Pick every line from the data that holds the word "name".

-- START OF MATERIAL --

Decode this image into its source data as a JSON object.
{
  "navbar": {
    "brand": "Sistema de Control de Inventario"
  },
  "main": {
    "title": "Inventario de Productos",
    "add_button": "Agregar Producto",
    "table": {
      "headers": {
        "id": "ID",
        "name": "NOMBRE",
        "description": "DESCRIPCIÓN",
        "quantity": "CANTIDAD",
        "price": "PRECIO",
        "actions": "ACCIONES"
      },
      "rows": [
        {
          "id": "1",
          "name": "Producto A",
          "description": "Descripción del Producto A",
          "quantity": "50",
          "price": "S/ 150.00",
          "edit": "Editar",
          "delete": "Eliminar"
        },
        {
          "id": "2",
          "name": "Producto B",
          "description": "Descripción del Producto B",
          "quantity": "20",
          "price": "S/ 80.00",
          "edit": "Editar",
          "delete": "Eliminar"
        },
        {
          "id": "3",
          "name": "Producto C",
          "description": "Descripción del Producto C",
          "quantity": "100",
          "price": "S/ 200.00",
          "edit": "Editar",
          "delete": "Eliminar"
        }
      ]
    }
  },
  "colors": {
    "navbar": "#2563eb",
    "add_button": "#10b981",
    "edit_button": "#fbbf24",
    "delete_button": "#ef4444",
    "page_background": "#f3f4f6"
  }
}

-- END OF MATERIAL --

## EXERCISE OUTPUT
        "name": "NOMBRE",
          "name": "Producto A",
          "name": "Producto B",
          "name": "Producto C",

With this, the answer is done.